- What is needed -
Reproduce every line of the entries below word for word, but leave out the pictures.

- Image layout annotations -

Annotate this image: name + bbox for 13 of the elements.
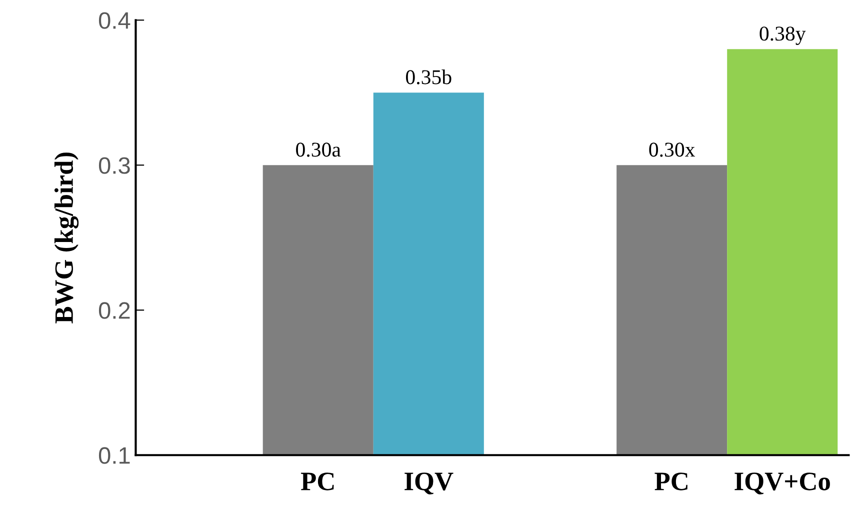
data-label: 0.30x <box>649 142 696 157</box>
y-tick-label: 0.3 <box>98 157 130 174</box>
x-tick-label: IQV+Co <box>734 472 830 494</box>
data-label: 0.30a <box>296 142 341 157</box>
y-tick-label: 0.4 <box>98 12 130 29</box>
x-tick-label: PC <box>654 472 688 490</box>
y-tick-label: 0.2 <box>98 302 130 319</box>
y-tick-label: 0.1 <box>98 447 130 464</box>
data-label: 0.35b <box>406 70 452 84</box>
y-axis-title: BWG (kg/bird) <box>54 152 79 324</box>
data-label: 0.38y <box>760 26 806 45</box>
x-tick-label: PC <box>300 472 334 490</box>
x-tick-label: IQV <box>404 472 454 494</box>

- The output -
Annotate this image: name + bbox for 13 of the elements.
data-label: 0.30x <box>649 142 696 157</box>
y-tick-label: 0.3 <box>98 157 130 174</box>
x-tick-label: IQV+Co <box>734 472 830 494</box>
data-label: 0.30a <box>296 142 341 157</box>
y-tick-label: 0.4 <box>98 12 130 29</box>
x-tick-label: PC <box>654 472 688 490</box>
y-tick-label: 0.2 <box>98 302 130 319</box>
y-tick-label: 0.1 <box>98 447 130 464</box>
data-label: 0.35b <box>406 70 452 84</box>
y-axis-title: BWG (kg/bird) <box>54 152 79 324</box>
data-label: 0.38y <box>760 26 806 45</box>
x-tick-label: PC <box>300 472 334 490</box>
x-tick-label: IQV <box>404 472 454 494</box>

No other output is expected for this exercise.